[Short task]
Find every line in the records below that contains the word "label", and copy each such line.
━━━━━ Records provided
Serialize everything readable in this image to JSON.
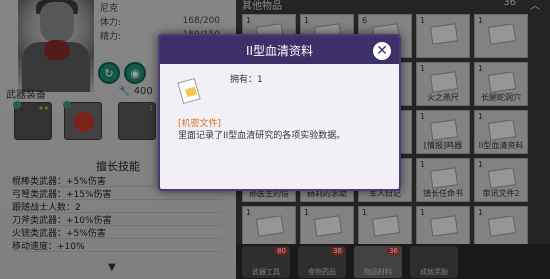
{
  "character": {
    "name": "尼克",
    "stats": [
      {
        "label": "体力:",
        "value": "168/200"
      },
      {
        "label": "精力:",
        "value": "150/150"
      }
    ]
  },
  "equipment": {
    "title": "武器装备",
    "score": "400",
    "slot_level": "1"
  },
  "specialty": {
    "title": "擅长技能",
    "rows": [
      "棍棒类武器：+5%伤害",
      "弓弩类武器：+15%伤害",
      "跟随战士人数：2",
      "刀斧类武器：+10%伤害",
      "火铳类武器：+5%伤害",
      "移动速度：+10%"
    ]
  },
  "inventory": {
    "title": "其他物品",
    "count": "36",
    "items": [
      {
        "qty": "1",
        "name": ""
      },
      {
        "qty": "1",
        "name": ""
      },
      {
        "qty": "6",
        "name": ""
      },
      {
        "qty": "1",
        "name": ""
      },
      {
        "qty": "1",
        "name": ""
      },
      {
        "qty": "1",
        "name": ""
      },
      {
        "qty": "1",
        "name": ""
      },
      {
        "qty": "1",
        "name": ""
      },
      {
        "qty": "1",
        "name": "火之燕尺"
      },
      {
        "qty": "1",
        "name": "长腿蛇洞穴"
      },
      {
        "qty": "1",
        "name": ""
      },
      {
        "qty": "1",
        "name": ""
      },
      {
        "qty": "1",
        "name": ""
      },
      {
        "qty": "1",
        "name": "[情报]鸣器"
      },
      {
        "qty": "1",
        "name": "II型血清资料"
      },
      {
        "qty": "1",
        "name": "郝医生的信"
      },
      {
        "qty": "1",
        "name": "赫莉的求助"
      },
      {
        "qty": "1",
        "name": "军人日记"
      },
      {
        "qty": "1",
        "name": "镇长任命书"
      },
      {
        "qty": "1",
        "name": "审讯文件2"
      },
      {
        "qty": "1",
        "name": ""
      },
      {
        "qty": "1",
        "name": ""
      },
      {
        "qty": "1",
        "name": ""
      },
      {
        "qty": "1",
        "name": ""
      },
      {
        "qty": "1",
        "name": ""
      }
    ]
  },
  "bottom_tabs": [
    {
      "label": "武器工具",
      "badge": "80"
    },
    {
      "label": "食物药品",
      "badge": "36"
    },
    {
      "label": "物品材料",
      "badge": "36"
    },
    {
      "label": "成就奖励",
      "badge": ""
    }
  ],
  "popup": {
    "title": "II型血清资料",
    "owned": "拥有：1",
    "category": "[机密文件]",
    "description": "里面记录了II型血清研究的各项实验数据。",
    "close_symbol": "✕"
  }
}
━━━━━━━━━━
[Reply]
        "label": "体力:",
        "label": "精力:",
      "label": "武器工具",
      "label": "食物药品",
      "label": "物品材料",
      "label": "成就奖励",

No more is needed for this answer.